__YOUR OBJECTIVE__: Transcribe the records that follow, preserving every word.

__GIVEN DATA__:
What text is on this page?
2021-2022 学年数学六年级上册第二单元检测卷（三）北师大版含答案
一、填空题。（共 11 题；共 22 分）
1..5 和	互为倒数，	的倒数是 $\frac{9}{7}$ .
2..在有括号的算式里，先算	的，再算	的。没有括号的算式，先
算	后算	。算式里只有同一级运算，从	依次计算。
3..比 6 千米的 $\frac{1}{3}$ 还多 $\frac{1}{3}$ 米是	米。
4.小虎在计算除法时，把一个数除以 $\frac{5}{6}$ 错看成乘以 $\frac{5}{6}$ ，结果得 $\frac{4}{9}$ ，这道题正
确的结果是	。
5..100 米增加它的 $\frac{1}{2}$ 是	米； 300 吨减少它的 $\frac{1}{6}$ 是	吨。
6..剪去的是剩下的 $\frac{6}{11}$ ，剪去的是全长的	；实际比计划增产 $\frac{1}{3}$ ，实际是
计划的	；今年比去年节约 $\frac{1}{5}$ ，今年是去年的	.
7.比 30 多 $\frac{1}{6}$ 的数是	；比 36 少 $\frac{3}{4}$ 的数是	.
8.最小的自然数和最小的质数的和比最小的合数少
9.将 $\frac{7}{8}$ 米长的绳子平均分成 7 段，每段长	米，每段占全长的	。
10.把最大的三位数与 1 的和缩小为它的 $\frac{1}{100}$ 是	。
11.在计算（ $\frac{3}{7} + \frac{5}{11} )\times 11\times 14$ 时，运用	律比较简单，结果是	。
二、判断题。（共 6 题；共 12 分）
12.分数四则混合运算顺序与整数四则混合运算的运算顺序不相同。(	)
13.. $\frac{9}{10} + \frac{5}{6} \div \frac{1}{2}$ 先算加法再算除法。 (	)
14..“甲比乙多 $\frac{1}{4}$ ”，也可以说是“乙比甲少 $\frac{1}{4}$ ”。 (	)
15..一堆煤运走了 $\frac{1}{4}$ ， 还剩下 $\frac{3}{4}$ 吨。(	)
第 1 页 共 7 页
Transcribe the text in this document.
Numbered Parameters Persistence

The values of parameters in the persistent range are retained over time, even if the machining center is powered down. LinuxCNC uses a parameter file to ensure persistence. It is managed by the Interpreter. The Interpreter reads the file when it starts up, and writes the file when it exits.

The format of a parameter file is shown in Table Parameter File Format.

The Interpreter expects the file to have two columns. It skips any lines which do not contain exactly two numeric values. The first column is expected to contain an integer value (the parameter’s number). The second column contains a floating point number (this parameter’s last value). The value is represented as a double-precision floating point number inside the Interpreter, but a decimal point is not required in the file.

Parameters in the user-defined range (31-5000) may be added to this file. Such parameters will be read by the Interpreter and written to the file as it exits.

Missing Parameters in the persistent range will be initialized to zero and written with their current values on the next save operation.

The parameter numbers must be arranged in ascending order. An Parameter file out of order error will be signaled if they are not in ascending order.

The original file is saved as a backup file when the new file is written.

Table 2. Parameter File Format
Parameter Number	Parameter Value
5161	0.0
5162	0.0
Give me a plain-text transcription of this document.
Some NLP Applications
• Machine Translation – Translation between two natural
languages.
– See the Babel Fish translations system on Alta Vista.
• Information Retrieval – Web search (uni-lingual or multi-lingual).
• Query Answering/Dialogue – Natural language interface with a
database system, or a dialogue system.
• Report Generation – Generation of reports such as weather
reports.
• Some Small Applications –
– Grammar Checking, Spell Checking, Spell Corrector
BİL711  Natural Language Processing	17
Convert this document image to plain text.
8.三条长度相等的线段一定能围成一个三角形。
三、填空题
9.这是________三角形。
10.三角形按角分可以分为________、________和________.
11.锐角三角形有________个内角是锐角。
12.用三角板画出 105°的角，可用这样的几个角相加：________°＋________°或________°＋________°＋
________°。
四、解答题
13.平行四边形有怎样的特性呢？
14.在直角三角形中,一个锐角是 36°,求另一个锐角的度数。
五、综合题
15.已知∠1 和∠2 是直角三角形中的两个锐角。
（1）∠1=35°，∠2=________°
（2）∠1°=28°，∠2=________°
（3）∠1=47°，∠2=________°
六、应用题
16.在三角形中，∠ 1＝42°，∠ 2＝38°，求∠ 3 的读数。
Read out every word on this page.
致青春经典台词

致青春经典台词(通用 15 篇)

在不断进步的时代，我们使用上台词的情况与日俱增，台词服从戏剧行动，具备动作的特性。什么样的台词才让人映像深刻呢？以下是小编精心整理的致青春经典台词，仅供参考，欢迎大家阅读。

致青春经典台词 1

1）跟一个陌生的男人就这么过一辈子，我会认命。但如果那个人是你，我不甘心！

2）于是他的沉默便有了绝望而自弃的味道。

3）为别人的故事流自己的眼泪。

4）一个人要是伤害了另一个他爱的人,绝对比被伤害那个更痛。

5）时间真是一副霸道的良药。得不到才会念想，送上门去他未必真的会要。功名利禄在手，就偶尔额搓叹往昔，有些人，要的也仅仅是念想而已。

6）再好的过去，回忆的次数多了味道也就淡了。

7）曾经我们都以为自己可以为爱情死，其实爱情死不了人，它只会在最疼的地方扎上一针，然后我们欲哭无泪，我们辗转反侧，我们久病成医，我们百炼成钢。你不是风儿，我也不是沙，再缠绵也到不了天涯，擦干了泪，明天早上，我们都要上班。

__ANSWER TO THE TASK__:
What text is on this page?
2021-2022 学年数学六年级上册第二单元检测卷（三）北师大版含答案
一、填空题。（共 11 题；共 22 分）
1..5 和	互为倒数，	的倒数是 $\frac{9}{7}$ .
2..在有括号的算式里，先算	的，再算	的。没有括号的算式，先
算	后算	。算式里只有同一级运算，从	依次计算。
3..比 6 千米的 $\frac{1}{3}$ 还多 $\frac{1}{3}$ 米是	米。
4.小虎在计算除法时，把一个数除以 $\frac{5}{6}$ 错看成乘以 $\frac{5}{6}$ ，结果得 $\frac{4}{9}$ ，这道题正
确的结果是	。
5..100 米增加它的 $\frac{1}{2}$ 是	米； 300 吨减少它的 $\frac{1}{6}$ 是	吨。
6..剪去的是剩下的 $\frac{6}{11}$ ，剪去的是全长的	；实际比计划增产 $\frac{1}{3}$ ，实际是
计划的	；今年比去年节约 $\frac{1}{5}$ ，今年是去年的	.
7.比 30 多 $\frac{1}{6}$ 的数是	；比 36 少 $\frac{3}{4}$ 的数是	.
8.最小的自然数和最小的质数的和比最小的合数少
9.将 $\frac{7}{8}$ 米长的绳子平均分成 7 段，每段长	米，每段占全长的	。
10.把最大的三位数与 1 的和缩小为它的 $\frac{1}{100}$ 是	。
11.在计算（ $\frac{3}{7} + \frac{5}{11} )\times 11\times 14$ 时，运用	律比较简单，结果是	。
二、判断题。（共 6 题；共 12 分）
12.分数四则混合运算顺序与整数四则混合运算的运算顺序不相同。(	)
13.. $\frac{9}{10} + \frac{5}{6} \div \frac{1}{2}$ 先算加法再算除法。 (	)
14..“甲比乙多 $\frac{1}{4}$ ”，也可以说是“乙比甲少 $\frac{1}{4}$ ”。 (	)
15..一堆煤运走了 $\frac{1}{4}$ ， 还剩下 $\frac{3}{4}$ 吨。(	)
第 1 页 共 7 页
Transcribe the text in this document.
Numbered Parameters Persistence

The values of parameters in the persistent range are retained over time, even if the machining center is powered down. LinuxCNC uses a parameter file to ensure persistence. It is managed by the Interpreter. The Interpreter reads the file when it starts up, and writes the file when it exits.

The format of a parameter file is shown in Table Parameter File Format.

The Interpreter expects the file to have two columns. It skips any lines which do not contain exactly two numeric values. The first column is expected to contain an integer value (the parameter’s number). The second column contains a floating point number (this parameter’s last value). The value is represented as a double-precision floating point number inside the Interpreter, but a decimal point is not required in the file.

Parameters in the user-defined range (31-5000) may be added to this file. Such parameters will be read by the Interpreter and written to the file as it exits.

Missing Parameters in the persistent range will be initialized to zero and written with their current values on the next save operation.

The parameter numbers must be arranged in ascending order. An Parameter file out of order error will be signaled if they are not in ascending order.

The original file is saved as a backup file when the new file is written.

Table 2. Parameter File Format
Parameter Number	Parameter Value
5161	0.0
5162	0.0
Give me a plain-text transcription of this document.
Some NLP Applications
• Machine Translation – Translation between two natural
languages.
– See the Babel Fish translations system on Alta Vista.
• Information Retrieval – Web search (uni-lingual or multi-lingual).
• Query Answering/Dialogue – Natural language interface with a
database system, or a dialogue system.
• Report Generation – Generation of reports such as weather
reports.
• Some Small Applications –
– Grammar Checking, Spell Checking, Spell Corrector
BİL711  Natural Language Processing	17
Convert this document image to plain text.
8.三条长度相等的线段一定能围成一个三角形。
三、填空题
9.这是________三角形。
10.三角形按角分可以分为________、________和________.
11.锐角三角形有________个内角是锐角。
12.用三角板画出 105°的角，可用这样的几个角相加：________°＋________°或________°＋________°＋
________°。
四、解答题
13.平行四边形有怎样的特性呢？
14.在直角三角形中,一个锐角是 36°,求另一个锐角的度数。
五、综合题
15.已知∠1 和∠2 是直角三角形中的两个锐角。
（1）∠1=35°，∠2=________°
（2）∠1°=28°，∠2=________°
（3）∠1=47°，∠2=________°
六、应用题
16.在三角形中，∠ 1＝42°，∠ 2＝38°，求∠ 3 的读数。
Read out every word on this page.
致青春经典台词

致青春经典台词(通用 15 篇)

在不断进步的时代，我们使用上台词的情况与日俱增，台词服从戏剧行动，具备动作的特性。什么样的台词才让人映像深刻呢？以下是小编精心整理的致青春经典台词，仅供参考，欢迎大家阅读。

致青春经典台词 1

1）跟一个陌生的男人就这么过一辈子，我会认命。但如果那个人是你，我不甘心！

2）于是他的沉默便有了绝望而自弃的味道。

3）为别人的故事流自己的眼泪。

4）一个人要是伤害了另一个他爱的人,绝对比被伤害那个更痛。

5）时间真是一副霸道的良药。得不到才会念想，送上门去他未必真的会要。功名利禄在手，就偶尔额搓叹往昔，有些人，要的也仅仅是念想而已。

6）再好的过去，回忆的次数多了味道也就淡了。

7）曾经我们都以为自己可以为爱情死，其实爱情死不了人，它只会在最疼的地方扎上一针，然后我们欲哭无泪，我们辗转反侧，我们久病成医，我们百炼成钢。你不是风儿，我也不是沙，再缠绵也到不了天涯，擦干了泪，明天早上，我们都要上班。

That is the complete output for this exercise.